◆ Problem to work on ◆
Carry on the piece about date and time standards on the web, starting right after its last sentence.

◆ Document extract ◆
-----

The semantics of time have been defined by just about every standards body you can shake an egg timer at. Even within the internet space you will find overlapping definitions and specifications from ISO, ECMA, IMC, W3C, IETF and the Dublin Core Metadata Initiative. And that's without getting into individual language APIs, frameworks and data models. Oh yeah and just for kicks, some standards contain their own temporal entities and definitions.

ISO 8601
This is the grandaddy of all temporal web standards and you'll find it referred to in every other specification. Originally released in 1988, ISO8601 defines a range of textual formats for the interchange of dates, times and time periods.

For all it's ubiquity, it is not without it's problems: parametrisation can be a little loose. For example it'll accept hour values between 0 and 24, and early versions were comfortable with the dropping of centuries from year definitions.

In reality no-one implements all of ISO8601 - it's just too loose to be practical. What happens is, a standards body defines a subset (or "profile") of the full standard, and sometimes another standard will include or be based upon a child standard. The diagram below shows the ISO8601 family tree of adoption.

For an overview of the various formats check out HackCraft's Date and Time Formats on the web.

-----

◆ Information given ◆
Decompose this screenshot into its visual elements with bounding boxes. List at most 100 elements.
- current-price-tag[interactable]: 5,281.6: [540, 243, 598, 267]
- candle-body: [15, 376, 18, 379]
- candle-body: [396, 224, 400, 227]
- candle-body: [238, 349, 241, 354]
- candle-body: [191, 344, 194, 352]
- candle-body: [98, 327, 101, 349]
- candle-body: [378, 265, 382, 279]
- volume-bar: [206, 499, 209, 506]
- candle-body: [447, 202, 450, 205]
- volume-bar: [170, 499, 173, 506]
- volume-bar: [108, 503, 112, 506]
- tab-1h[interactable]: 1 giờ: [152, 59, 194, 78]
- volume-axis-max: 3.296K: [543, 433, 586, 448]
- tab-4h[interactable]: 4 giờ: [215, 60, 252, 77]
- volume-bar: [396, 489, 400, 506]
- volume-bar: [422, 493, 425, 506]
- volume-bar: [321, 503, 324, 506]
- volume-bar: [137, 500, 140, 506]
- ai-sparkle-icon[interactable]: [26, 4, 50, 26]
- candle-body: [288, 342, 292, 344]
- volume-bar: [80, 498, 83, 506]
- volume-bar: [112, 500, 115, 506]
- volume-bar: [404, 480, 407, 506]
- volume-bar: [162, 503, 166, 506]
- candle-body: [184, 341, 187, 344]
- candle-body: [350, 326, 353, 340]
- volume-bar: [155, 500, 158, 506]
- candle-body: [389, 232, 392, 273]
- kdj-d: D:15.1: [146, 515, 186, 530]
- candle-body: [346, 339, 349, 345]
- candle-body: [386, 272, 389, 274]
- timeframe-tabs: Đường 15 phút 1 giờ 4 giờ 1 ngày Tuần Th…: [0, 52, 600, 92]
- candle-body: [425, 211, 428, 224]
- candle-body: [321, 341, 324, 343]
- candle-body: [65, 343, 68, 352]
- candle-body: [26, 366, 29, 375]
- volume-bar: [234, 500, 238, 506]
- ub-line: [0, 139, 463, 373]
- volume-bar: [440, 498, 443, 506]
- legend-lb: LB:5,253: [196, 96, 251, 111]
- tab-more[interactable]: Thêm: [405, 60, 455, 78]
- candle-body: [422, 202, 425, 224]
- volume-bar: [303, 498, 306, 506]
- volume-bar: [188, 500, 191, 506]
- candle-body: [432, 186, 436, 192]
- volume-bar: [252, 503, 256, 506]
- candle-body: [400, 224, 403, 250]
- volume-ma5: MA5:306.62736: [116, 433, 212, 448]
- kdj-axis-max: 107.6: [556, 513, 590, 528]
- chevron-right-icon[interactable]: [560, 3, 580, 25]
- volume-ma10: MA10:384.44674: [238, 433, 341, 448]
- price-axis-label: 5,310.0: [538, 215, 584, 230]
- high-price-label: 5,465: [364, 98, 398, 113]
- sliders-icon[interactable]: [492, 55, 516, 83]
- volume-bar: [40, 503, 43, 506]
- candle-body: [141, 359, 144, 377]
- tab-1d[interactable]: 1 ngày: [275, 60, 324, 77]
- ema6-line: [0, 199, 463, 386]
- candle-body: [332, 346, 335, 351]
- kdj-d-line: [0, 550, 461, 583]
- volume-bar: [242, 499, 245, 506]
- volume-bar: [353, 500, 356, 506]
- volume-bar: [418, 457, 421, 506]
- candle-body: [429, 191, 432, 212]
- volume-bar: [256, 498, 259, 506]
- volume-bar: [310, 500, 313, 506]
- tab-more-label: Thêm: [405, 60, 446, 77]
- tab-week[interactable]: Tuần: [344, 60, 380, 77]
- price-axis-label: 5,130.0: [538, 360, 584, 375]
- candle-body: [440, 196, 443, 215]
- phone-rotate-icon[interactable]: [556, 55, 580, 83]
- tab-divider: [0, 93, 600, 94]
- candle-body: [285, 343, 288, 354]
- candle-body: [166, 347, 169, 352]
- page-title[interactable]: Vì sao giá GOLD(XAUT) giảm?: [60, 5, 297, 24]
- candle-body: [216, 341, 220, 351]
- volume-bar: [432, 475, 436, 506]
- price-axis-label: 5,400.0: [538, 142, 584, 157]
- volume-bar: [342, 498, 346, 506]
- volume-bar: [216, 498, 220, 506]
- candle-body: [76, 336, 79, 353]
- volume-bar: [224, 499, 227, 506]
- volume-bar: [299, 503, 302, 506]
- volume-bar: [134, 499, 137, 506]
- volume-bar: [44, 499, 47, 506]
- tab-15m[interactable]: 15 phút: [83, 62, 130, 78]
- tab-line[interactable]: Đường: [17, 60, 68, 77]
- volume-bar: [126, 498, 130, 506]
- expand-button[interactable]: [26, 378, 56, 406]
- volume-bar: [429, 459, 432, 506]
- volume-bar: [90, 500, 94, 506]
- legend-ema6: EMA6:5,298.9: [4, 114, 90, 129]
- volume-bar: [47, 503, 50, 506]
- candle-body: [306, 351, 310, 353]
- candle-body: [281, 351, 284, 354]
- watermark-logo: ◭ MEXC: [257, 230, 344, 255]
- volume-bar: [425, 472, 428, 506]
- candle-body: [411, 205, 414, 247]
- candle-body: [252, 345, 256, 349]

-----

◆ Written response ◆
Timestamps

W3C-DTF
When the W3C came to define their date and time standards they very sensibly choose to adopt a profile of ISO 8601. Favouring reliability over flexibility, they achieve this by enforcing a stricter simplified subset of ISO 8601.

XSD:DateTime
The W3C's specification for RDF semantics contains a recommended XML datatype for date time: xsd:dateTime. This is also a profile of ISO 8601 and can be use to express a W3C-DTF in the XML format.

IETF RFC 3339
The Internet Engineering Task Force took a similar approach when defining RFC 3339 Date and Time on the Internet: Timestamps. This standard enforces a subset of W3C-DTF and is consequently the simplest of the three formats.

It's worth noting therefore that any date conformant with RFC 3339 will also be valid in W3C-DTF and ISO 8601. This was the primary reason for adopting it as the date time format for Atom syndication. Talking of syndication, beware of the older RSS specification which uses the same archaic datetime format used by email and HTTP. You can find this specified in RFC 822 and modified in 1989 by RFC 123 to enforce four digit years.

Calendaring and Scheduling

vCalendar
The original internet calendaring standard was vCalendar. This and vCard were co-developed initially by Apple, AT&T, IBM, and Siemens, before being passed to the Internet Mail Consortium in 1996. This textual format can contain temporal and descriptive data about an event or task.

iCalendar ( RFC 2445 )
In many respects iCalendar can be considered vCalendar 2.0. It supports all the features of vCalendar and has a similar textual structure. The advantage of using iCalendar over it's predecessor is that you can also exchange journal entries and information about the free-busy status of an entity.

hCalendar
This is a microformat implementation of iCalendar. Microformats are small XML documents that can be easily embedded, read and exchanged across the web. The microformat datetime-design-pattern page hosts an interesting discussion about the need for a machine and human readable date time format.

xCal
This is a proposed XML implementation of iCalendar.

RDF Calendar
This is a proposed RDF implementation of iCalendar.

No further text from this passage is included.